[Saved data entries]
::::
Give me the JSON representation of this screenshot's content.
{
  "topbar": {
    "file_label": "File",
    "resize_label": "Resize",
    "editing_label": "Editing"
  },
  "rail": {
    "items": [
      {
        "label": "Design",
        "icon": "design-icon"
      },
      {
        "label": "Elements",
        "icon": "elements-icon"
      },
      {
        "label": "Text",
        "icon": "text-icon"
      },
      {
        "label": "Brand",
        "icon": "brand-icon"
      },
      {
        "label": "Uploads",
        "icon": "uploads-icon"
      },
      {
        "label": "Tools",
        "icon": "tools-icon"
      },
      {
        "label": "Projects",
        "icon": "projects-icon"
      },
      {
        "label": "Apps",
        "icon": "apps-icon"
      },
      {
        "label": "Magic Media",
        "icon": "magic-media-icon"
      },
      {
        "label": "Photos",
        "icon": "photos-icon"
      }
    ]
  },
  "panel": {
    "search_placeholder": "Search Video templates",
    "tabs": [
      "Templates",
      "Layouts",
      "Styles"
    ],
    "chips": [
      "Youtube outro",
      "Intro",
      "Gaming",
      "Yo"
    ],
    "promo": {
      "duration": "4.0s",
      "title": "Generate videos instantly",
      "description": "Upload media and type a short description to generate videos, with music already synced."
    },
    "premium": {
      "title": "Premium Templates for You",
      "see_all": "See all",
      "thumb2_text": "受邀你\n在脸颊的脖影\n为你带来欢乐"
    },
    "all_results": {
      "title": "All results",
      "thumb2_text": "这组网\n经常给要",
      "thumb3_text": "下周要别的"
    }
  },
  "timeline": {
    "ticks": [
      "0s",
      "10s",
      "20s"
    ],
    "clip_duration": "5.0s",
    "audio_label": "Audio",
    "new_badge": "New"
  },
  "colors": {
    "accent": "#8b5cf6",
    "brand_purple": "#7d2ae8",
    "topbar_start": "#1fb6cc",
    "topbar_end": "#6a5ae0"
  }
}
::::
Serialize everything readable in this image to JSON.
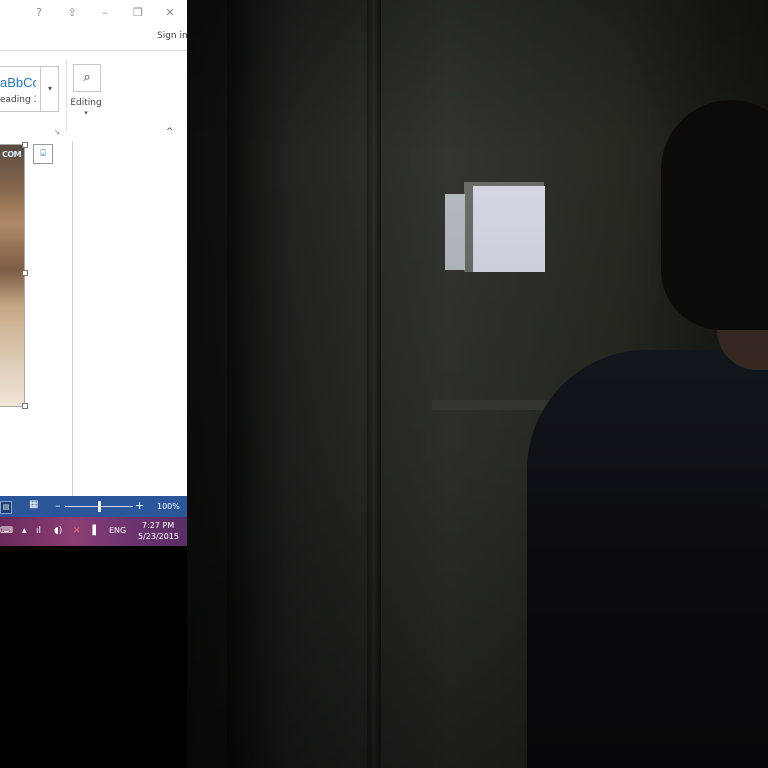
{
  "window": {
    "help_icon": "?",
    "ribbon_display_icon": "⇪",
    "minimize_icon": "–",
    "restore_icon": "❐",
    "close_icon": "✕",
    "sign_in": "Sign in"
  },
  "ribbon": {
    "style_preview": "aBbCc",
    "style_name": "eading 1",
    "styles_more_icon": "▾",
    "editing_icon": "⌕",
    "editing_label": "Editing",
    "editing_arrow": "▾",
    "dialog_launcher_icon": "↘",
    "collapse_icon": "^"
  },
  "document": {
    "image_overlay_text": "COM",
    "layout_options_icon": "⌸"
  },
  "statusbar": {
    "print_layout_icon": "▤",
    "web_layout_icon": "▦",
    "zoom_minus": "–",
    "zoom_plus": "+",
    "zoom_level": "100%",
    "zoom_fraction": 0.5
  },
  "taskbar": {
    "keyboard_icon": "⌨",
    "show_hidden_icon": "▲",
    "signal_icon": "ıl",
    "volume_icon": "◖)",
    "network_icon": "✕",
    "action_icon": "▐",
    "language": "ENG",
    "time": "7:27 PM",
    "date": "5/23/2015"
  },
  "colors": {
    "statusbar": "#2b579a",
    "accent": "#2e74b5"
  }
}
::::
TASK:
Copy out every line of the data that includes the word "this".

OUTPUT OF THE TASK:
Give me the JSON representation of this screenshot's content.
Serialize everything readable in this image to JSON.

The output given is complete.